The problem: Reproduce exactly the span of lines beginning at the one with "What text is on this page?" and ending at the last line of the data below, omitting pictures.

Extracted data entries
=====
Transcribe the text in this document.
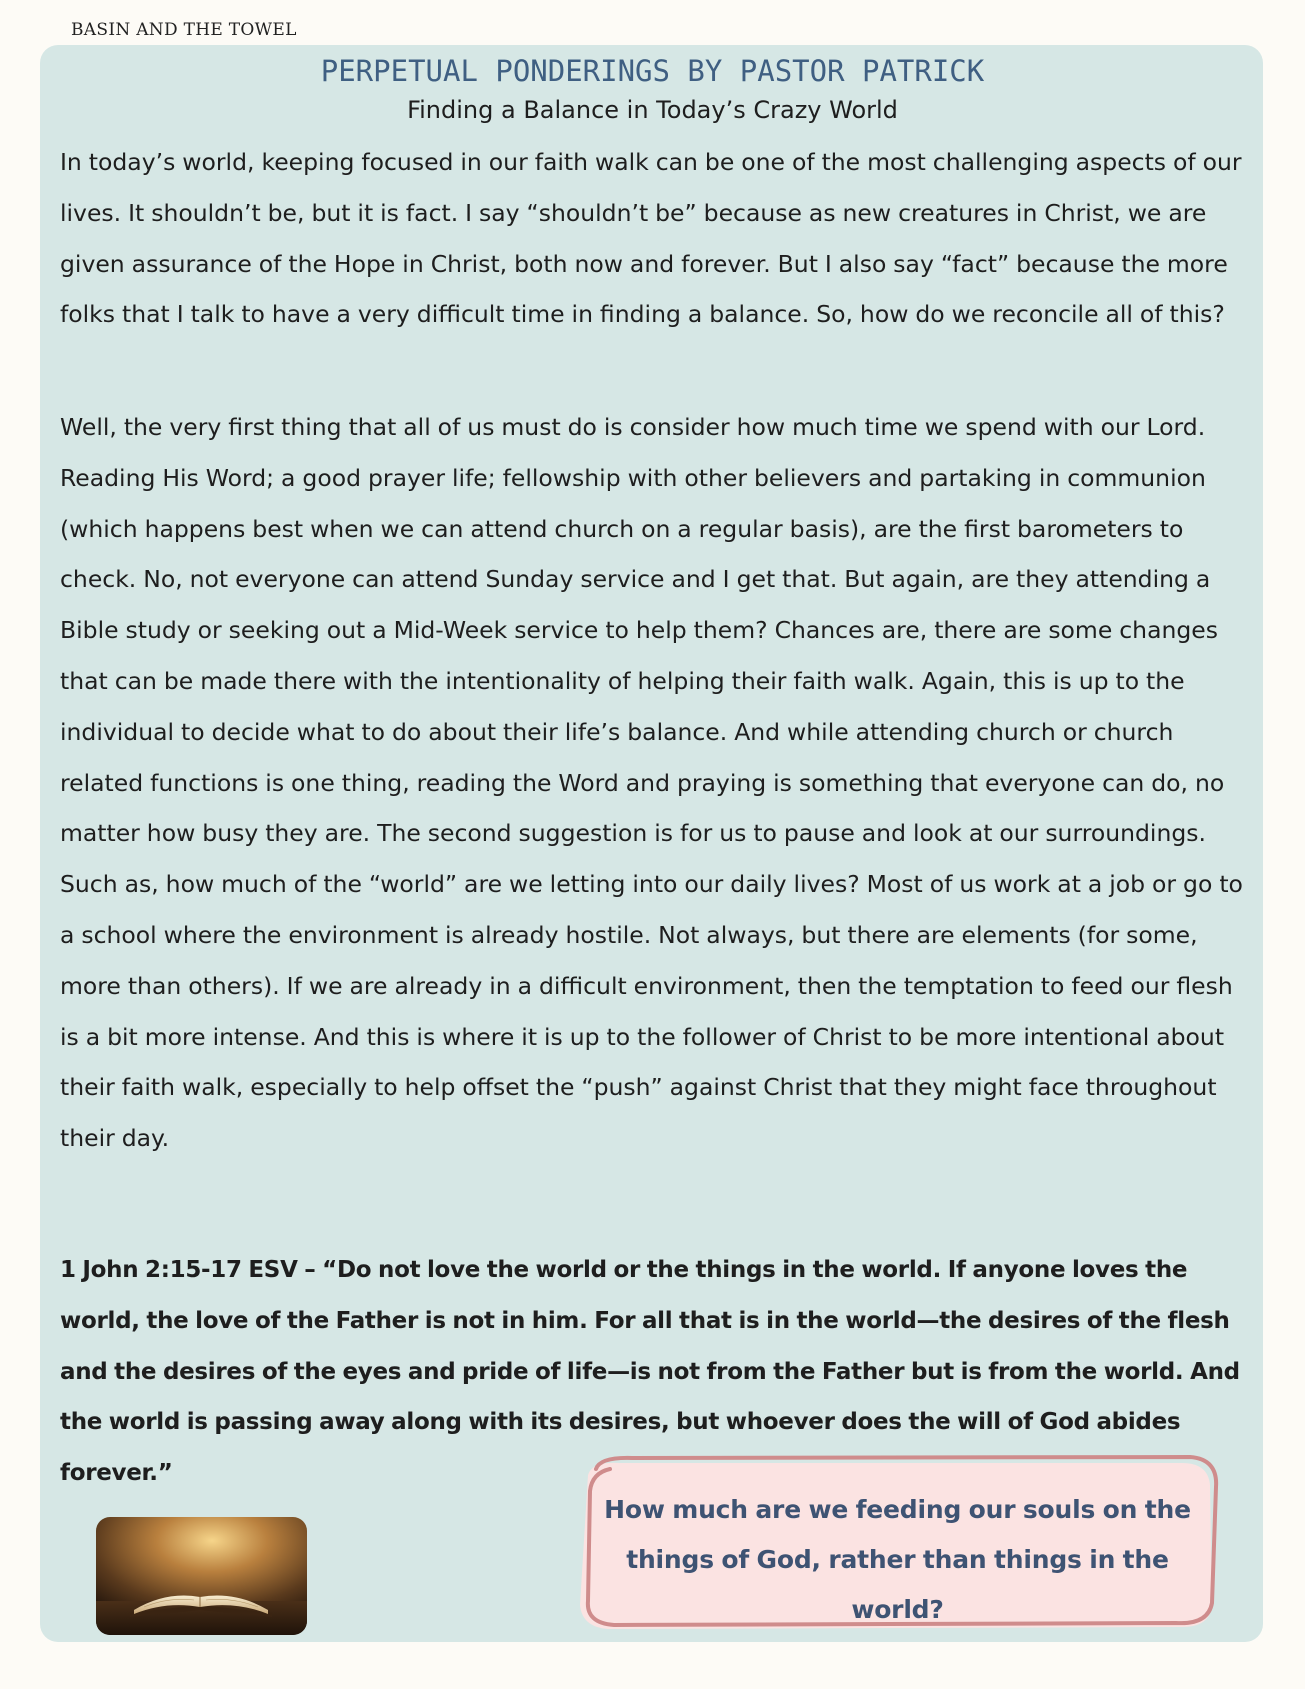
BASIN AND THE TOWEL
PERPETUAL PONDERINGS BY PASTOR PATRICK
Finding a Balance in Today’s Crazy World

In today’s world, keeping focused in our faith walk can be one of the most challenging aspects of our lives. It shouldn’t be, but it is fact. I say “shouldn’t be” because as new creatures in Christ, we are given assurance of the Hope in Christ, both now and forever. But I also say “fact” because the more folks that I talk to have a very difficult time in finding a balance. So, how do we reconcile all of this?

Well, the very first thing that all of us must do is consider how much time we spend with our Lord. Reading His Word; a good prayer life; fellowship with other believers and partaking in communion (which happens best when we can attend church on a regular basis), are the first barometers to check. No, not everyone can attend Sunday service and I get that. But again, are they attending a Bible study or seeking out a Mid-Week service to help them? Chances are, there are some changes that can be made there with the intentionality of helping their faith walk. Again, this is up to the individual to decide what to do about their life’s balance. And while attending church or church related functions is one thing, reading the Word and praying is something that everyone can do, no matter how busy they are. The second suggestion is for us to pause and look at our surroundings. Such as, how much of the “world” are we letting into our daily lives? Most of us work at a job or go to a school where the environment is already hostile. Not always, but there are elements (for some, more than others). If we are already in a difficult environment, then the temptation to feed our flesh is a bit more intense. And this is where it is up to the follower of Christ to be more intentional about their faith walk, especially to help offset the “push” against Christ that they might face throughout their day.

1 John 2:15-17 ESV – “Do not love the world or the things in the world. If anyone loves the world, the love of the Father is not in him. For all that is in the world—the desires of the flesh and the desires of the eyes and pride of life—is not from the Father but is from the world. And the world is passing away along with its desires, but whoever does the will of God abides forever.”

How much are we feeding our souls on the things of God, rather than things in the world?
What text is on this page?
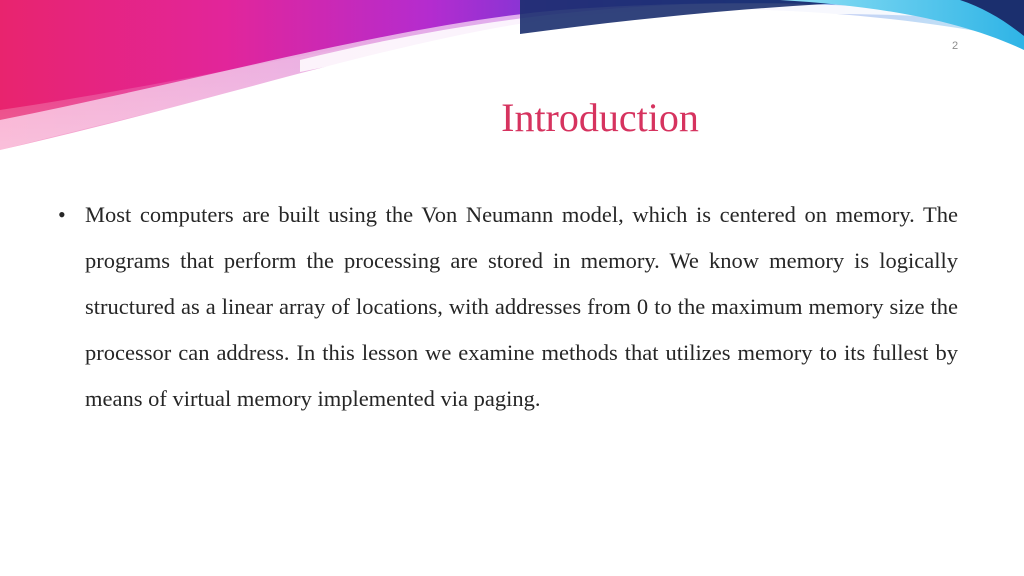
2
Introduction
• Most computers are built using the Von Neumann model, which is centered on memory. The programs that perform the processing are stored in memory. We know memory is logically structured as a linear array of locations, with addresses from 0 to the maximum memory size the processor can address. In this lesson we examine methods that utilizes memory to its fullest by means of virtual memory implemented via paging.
=====
Solved problem:
What text is on this page?
2
Introduction
• Most computers are built using the Von Neumann model, which is centered on memory. The programs that perform the processing are stored in memory. We know memory is logically structured as a linear array of locations, with addresses from 0 to the maximum memory size the processor can address. In this lesson we examine methods that utilizes memory to its fullest by means of virtual memory implemented via paging.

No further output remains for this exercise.